- [STATED PROBLEM]: Of the lines in the listing below, how many hold "image"? Answer with the number only.

---------------

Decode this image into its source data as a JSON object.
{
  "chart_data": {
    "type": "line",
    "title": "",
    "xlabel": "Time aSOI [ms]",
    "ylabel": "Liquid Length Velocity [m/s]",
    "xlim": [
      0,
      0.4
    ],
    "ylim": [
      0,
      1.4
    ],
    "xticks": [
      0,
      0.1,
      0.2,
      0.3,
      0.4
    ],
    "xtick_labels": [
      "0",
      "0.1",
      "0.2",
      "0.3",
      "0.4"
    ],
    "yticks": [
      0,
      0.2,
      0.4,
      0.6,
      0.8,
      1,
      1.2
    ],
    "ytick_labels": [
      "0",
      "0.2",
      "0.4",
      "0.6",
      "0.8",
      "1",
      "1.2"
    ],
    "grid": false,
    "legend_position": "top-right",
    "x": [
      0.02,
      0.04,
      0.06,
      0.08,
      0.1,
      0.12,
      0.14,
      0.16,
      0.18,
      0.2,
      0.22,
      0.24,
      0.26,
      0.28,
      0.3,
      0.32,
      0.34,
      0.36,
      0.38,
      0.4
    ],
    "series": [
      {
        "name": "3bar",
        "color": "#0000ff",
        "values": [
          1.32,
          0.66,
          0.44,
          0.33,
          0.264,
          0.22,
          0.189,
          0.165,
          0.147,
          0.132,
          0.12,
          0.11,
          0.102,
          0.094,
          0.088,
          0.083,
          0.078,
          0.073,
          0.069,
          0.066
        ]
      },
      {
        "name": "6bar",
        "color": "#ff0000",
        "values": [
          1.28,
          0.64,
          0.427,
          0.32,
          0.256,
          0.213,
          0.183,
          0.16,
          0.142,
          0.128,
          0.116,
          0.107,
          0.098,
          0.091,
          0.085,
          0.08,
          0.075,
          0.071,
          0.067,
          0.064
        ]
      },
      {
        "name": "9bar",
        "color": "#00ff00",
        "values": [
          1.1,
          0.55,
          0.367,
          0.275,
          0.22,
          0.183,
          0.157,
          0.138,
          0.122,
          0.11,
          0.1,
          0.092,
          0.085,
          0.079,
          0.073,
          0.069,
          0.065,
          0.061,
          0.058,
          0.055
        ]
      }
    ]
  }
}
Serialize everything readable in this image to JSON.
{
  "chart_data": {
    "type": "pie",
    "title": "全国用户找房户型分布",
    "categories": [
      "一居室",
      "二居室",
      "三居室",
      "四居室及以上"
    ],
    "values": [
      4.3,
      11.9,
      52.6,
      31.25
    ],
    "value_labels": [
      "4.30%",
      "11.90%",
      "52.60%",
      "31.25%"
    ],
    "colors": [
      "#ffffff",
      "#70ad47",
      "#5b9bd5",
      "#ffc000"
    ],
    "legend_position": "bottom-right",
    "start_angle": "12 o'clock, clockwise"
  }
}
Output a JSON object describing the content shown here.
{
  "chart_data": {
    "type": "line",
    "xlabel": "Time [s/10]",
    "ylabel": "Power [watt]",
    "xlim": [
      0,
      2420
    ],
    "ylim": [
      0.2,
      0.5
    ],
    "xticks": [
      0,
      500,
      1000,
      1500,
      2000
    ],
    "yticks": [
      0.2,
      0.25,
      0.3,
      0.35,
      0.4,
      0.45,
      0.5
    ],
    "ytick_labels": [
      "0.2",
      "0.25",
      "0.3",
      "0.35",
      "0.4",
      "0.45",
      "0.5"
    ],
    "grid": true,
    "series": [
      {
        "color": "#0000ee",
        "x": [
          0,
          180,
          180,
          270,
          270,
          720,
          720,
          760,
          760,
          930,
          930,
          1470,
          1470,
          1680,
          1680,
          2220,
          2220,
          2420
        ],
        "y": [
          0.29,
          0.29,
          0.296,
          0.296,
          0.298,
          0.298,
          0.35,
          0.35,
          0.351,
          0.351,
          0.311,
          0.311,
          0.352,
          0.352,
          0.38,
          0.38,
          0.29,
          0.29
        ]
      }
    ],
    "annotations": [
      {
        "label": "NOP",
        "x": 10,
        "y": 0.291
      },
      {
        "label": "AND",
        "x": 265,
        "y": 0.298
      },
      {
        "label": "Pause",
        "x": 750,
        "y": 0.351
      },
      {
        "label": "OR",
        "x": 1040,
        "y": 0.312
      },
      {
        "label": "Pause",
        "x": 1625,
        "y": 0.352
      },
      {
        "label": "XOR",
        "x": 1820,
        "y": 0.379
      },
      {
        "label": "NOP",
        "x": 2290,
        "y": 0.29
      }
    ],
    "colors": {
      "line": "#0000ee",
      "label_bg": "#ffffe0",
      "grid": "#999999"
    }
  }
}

---------------

- [THE RESULT]: 2